(Lines of data)
-- -- --

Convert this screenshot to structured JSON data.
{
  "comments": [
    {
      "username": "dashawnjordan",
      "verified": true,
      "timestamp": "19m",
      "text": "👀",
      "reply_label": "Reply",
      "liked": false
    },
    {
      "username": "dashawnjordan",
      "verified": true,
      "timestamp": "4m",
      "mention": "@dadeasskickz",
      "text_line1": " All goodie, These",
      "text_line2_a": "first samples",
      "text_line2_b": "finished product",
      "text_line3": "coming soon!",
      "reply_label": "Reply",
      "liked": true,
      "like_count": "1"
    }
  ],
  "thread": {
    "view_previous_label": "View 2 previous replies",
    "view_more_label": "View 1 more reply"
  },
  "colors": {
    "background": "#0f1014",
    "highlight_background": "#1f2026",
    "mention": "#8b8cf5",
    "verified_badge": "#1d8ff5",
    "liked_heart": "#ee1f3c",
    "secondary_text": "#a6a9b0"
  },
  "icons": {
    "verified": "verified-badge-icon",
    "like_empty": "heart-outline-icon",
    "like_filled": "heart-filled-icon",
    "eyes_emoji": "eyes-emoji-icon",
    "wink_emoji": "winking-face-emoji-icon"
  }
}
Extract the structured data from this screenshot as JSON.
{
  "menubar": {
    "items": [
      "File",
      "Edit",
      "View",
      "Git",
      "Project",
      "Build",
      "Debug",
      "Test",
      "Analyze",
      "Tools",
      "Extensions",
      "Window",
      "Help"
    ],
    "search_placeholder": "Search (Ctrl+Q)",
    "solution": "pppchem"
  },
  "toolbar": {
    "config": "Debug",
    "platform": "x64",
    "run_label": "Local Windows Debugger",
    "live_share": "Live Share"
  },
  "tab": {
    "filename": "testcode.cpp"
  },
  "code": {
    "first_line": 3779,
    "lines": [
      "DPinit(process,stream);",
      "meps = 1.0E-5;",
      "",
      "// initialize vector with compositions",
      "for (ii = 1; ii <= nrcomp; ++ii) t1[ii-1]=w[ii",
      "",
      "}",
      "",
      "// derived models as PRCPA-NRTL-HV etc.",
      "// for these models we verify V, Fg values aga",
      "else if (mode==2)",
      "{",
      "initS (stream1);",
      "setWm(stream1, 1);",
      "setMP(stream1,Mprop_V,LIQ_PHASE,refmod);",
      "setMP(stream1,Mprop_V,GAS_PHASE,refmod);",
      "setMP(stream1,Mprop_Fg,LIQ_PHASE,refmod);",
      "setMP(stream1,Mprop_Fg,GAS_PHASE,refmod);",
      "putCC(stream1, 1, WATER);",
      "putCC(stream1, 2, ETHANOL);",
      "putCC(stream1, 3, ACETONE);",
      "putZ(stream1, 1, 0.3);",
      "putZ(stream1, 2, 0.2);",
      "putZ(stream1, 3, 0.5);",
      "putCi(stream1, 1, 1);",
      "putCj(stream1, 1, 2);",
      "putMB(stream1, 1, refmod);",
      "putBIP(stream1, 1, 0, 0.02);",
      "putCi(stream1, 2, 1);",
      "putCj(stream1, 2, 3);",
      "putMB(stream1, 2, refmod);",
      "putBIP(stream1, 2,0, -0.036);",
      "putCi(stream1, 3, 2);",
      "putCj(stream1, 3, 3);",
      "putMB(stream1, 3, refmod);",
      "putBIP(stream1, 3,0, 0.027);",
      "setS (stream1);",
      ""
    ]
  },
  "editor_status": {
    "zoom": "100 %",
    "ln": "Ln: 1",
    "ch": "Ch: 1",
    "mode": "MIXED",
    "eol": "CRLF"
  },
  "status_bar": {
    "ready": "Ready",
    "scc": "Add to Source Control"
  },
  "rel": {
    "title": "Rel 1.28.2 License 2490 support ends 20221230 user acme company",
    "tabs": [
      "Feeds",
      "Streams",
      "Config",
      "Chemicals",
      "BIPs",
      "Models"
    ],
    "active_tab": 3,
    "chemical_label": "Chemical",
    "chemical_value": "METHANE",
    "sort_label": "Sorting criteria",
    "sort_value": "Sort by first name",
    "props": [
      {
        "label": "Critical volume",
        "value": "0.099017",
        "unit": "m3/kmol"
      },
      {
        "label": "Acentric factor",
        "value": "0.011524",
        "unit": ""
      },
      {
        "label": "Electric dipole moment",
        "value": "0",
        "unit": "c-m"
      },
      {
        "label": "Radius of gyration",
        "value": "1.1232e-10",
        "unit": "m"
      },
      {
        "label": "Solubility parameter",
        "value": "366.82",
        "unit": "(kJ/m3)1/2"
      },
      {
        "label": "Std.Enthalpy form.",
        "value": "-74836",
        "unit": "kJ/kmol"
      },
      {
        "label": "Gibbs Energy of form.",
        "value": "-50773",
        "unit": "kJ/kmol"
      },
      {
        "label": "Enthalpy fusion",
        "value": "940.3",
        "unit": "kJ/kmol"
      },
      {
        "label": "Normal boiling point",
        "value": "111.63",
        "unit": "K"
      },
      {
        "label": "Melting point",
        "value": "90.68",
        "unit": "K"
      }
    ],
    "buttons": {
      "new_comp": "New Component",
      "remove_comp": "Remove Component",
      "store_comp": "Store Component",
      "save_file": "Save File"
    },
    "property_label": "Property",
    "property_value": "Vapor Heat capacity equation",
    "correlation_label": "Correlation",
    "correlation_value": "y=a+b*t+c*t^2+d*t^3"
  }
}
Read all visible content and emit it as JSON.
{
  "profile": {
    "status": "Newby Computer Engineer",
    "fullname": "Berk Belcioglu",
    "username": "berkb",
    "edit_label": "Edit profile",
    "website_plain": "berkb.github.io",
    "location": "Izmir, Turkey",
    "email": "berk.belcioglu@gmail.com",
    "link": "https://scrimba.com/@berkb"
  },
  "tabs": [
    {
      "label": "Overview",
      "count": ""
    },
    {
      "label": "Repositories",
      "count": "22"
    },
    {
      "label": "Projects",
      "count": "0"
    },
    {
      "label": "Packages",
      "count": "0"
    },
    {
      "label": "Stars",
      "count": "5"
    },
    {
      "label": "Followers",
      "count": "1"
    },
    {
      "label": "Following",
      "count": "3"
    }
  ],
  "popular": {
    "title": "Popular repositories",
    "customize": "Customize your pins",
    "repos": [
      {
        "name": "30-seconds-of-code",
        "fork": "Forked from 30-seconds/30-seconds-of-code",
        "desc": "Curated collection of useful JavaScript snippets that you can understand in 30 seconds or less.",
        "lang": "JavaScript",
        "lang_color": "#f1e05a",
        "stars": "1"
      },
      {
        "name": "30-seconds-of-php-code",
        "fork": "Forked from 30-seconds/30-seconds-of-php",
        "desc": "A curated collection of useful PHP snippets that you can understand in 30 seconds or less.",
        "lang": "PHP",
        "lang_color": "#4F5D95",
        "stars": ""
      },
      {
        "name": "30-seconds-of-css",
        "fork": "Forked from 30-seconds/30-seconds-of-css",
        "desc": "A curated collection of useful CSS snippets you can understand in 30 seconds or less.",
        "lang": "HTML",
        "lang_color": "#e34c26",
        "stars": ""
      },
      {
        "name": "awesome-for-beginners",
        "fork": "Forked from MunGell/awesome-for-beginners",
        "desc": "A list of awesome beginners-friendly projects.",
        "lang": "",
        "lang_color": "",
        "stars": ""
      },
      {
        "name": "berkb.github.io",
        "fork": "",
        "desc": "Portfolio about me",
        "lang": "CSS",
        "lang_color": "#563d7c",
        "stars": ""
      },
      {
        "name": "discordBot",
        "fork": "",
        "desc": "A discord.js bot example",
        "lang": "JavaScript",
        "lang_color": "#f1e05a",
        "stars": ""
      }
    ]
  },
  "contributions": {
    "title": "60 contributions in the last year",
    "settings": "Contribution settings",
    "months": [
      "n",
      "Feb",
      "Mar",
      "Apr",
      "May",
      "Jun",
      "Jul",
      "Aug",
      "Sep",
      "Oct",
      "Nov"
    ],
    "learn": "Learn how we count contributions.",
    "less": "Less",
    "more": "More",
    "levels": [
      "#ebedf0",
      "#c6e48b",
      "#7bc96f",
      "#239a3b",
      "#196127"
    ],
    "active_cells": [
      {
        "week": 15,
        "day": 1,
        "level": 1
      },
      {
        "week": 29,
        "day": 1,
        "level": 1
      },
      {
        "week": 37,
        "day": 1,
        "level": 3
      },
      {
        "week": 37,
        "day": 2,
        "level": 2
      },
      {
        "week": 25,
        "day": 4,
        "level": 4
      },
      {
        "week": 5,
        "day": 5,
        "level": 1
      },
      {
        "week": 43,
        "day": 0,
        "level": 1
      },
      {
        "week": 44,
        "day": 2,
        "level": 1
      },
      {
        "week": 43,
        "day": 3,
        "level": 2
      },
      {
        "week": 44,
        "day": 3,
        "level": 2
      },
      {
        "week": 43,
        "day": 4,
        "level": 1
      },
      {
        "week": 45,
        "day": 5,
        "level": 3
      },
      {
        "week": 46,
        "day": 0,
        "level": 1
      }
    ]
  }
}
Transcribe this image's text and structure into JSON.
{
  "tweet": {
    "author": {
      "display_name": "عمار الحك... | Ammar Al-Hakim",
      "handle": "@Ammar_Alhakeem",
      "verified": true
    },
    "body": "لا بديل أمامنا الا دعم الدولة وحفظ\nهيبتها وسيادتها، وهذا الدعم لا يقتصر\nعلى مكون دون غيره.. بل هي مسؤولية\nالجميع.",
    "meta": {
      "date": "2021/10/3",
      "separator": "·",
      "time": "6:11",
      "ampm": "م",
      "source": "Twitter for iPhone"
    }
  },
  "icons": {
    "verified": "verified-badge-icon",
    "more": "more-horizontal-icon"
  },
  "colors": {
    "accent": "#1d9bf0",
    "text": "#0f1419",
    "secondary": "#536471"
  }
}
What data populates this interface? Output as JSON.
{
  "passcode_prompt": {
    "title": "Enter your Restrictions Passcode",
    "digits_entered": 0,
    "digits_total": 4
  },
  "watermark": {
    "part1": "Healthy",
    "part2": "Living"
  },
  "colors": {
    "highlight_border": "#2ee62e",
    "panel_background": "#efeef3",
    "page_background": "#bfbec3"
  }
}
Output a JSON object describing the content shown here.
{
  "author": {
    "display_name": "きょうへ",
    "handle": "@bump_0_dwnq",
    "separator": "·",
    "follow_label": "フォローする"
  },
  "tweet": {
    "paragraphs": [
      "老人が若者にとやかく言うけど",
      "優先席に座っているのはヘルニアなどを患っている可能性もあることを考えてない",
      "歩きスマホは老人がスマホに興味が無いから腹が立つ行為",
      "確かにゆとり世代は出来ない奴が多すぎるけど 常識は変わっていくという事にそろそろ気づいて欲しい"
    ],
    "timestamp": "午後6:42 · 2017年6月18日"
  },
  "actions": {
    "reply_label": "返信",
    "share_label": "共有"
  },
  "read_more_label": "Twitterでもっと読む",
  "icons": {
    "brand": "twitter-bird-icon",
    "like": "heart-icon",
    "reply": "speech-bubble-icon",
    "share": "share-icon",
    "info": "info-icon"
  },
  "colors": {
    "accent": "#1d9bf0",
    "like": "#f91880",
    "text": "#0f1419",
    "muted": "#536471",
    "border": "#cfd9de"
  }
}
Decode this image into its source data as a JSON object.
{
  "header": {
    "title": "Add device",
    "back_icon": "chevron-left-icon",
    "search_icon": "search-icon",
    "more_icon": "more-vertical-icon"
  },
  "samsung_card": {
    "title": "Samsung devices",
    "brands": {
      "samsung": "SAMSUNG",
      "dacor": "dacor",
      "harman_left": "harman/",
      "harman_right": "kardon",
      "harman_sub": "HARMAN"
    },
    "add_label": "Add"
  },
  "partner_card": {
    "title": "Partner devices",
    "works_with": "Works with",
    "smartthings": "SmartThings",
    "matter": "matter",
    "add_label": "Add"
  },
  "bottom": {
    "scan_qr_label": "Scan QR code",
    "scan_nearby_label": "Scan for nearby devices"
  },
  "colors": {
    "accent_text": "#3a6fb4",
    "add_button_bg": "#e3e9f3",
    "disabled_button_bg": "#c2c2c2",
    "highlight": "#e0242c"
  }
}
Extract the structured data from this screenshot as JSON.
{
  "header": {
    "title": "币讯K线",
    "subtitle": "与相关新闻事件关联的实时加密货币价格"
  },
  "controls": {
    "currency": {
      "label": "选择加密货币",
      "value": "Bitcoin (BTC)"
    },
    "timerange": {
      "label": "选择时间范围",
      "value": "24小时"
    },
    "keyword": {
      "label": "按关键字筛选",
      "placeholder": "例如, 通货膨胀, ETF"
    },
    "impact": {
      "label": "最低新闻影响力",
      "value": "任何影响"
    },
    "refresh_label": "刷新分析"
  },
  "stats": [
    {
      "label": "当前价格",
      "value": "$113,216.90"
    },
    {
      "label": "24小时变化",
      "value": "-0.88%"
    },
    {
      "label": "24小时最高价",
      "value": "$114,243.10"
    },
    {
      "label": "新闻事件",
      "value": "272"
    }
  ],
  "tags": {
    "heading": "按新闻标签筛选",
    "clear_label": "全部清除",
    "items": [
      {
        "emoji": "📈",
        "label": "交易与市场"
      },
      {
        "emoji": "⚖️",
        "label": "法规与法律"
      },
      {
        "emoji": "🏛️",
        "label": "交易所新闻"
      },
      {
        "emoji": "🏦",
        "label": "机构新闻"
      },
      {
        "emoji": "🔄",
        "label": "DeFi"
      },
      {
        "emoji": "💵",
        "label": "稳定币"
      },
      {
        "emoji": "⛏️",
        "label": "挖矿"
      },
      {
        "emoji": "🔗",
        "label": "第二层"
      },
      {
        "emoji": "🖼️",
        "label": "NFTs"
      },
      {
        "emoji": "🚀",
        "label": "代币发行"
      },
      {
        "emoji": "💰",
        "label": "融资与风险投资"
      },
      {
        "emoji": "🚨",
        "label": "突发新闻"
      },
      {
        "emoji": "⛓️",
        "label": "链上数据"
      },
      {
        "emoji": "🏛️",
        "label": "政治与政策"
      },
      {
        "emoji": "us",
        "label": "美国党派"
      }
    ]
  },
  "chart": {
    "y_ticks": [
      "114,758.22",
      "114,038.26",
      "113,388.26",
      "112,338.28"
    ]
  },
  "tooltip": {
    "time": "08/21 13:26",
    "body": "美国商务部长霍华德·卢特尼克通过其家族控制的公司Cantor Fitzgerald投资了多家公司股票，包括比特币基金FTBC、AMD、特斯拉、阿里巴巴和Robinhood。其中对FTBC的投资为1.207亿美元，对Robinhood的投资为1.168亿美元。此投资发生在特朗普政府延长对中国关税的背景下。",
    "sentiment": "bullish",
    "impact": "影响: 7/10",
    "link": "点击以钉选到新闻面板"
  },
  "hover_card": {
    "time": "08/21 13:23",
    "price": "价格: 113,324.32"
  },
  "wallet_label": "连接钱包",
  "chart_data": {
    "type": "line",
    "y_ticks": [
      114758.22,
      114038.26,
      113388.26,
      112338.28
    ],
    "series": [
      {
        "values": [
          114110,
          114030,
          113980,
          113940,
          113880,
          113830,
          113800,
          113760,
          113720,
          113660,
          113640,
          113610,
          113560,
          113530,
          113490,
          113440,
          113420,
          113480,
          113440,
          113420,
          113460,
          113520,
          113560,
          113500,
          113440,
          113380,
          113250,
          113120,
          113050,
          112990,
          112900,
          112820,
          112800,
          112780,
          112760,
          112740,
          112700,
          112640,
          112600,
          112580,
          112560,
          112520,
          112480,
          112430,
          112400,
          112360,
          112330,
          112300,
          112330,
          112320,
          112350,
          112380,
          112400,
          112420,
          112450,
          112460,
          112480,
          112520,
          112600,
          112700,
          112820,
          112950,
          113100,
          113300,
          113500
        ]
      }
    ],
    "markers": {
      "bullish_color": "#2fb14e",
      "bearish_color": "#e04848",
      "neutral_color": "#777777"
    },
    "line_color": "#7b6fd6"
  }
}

-- -- --

The string "timestamp" may appear in lines of the listing above; tally those lines and give the number only.

▶ Result
3